[Start]

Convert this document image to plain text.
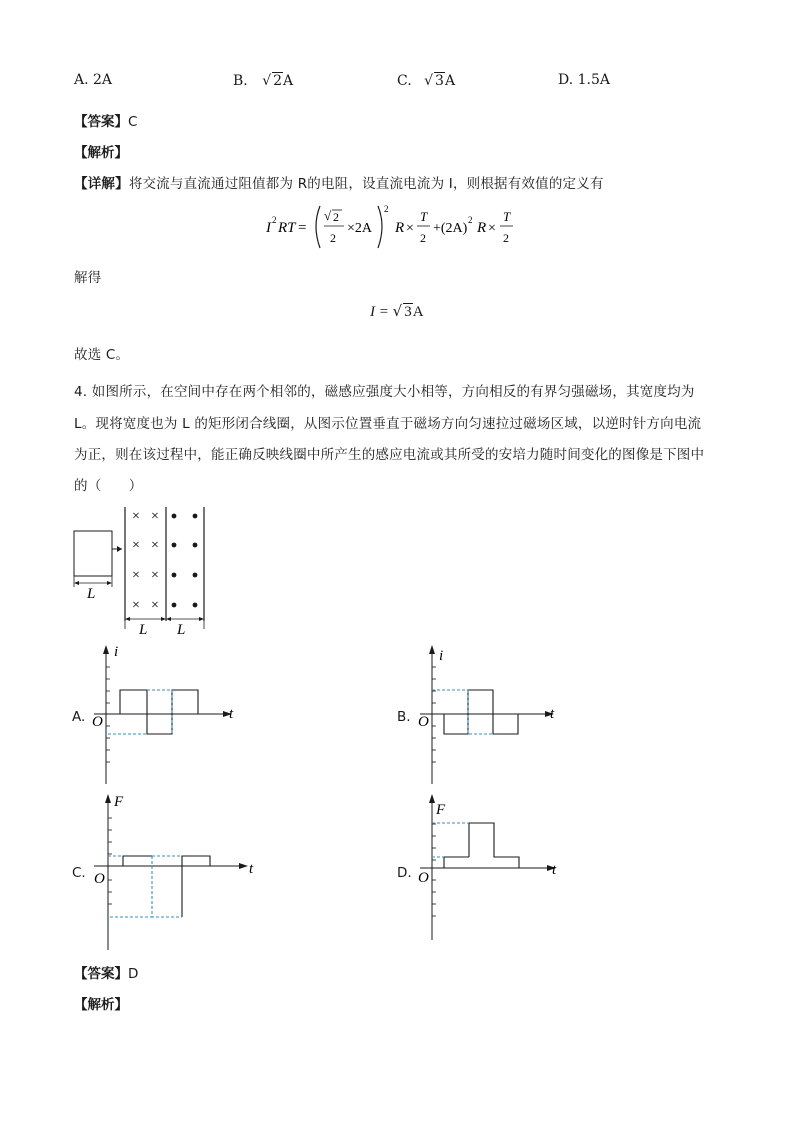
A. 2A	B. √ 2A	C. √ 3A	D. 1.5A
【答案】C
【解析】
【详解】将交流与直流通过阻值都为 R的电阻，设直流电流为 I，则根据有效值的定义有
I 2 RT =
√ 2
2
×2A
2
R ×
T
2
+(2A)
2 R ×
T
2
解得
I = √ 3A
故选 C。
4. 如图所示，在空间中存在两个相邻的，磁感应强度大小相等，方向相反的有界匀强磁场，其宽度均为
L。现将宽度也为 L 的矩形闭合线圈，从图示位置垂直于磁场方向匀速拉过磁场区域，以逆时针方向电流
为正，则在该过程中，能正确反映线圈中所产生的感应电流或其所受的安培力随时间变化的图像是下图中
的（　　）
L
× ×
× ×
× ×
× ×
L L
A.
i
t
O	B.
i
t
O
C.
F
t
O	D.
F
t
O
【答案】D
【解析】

[End]
[Start]

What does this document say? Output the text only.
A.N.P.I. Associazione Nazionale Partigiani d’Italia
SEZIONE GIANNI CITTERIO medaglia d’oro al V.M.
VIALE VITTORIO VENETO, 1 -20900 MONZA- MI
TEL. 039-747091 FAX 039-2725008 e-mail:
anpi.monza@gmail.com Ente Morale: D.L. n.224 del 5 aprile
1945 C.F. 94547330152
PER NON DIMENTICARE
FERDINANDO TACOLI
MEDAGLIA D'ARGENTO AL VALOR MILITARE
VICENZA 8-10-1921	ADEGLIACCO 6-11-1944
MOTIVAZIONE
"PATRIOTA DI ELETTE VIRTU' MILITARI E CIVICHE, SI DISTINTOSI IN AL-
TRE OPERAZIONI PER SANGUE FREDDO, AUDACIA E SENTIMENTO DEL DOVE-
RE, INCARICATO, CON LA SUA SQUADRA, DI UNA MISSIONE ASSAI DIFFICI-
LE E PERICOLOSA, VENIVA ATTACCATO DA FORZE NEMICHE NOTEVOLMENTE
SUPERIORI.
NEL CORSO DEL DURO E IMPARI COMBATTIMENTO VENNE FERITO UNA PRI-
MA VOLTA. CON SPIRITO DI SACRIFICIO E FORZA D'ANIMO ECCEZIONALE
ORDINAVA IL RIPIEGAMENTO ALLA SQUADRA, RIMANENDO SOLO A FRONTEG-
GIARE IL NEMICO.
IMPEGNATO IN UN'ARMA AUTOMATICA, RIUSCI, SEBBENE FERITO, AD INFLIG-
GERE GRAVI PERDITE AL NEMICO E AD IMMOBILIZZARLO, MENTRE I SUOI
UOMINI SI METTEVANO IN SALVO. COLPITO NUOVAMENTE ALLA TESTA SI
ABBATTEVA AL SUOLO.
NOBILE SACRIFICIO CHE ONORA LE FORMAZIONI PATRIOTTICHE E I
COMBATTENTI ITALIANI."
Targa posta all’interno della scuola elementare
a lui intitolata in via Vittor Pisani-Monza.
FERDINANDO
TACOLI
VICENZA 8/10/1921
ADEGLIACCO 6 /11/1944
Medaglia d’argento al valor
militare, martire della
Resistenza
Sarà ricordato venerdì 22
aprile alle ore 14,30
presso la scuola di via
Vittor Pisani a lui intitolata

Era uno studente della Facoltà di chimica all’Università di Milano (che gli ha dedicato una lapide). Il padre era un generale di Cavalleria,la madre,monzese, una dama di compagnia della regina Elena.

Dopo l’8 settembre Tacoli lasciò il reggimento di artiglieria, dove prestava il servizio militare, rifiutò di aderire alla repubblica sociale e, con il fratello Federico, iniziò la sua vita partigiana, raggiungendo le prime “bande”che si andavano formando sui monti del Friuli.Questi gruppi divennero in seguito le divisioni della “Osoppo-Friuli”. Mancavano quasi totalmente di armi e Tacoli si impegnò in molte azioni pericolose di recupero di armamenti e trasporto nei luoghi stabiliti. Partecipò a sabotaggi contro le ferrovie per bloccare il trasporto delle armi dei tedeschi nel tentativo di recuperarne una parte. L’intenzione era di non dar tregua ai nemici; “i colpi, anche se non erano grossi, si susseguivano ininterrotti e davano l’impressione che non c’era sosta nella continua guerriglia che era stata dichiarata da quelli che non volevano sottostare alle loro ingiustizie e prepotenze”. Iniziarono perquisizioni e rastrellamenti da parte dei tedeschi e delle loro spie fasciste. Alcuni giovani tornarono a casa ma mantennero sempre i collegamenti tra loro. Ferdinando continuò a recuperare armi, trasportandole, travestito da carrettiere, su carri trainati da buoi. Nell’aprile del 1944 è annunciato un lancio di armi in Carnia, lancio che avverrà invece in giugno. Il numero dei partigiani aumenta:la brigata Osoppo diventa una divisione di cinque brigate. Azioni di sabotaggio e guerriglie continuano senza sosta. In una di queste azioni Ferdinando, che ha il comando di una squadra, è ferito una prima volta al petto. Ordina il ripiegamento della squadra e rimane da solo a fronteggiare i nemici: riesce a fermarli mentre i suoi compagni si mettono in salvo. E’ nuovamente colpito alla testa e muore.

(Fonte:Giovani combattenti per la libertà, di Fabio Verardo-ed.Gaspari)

[End]

Exercise directions: State the number of lines in the records that include "SACRIFICIO", and write nothing else.

Full output: 2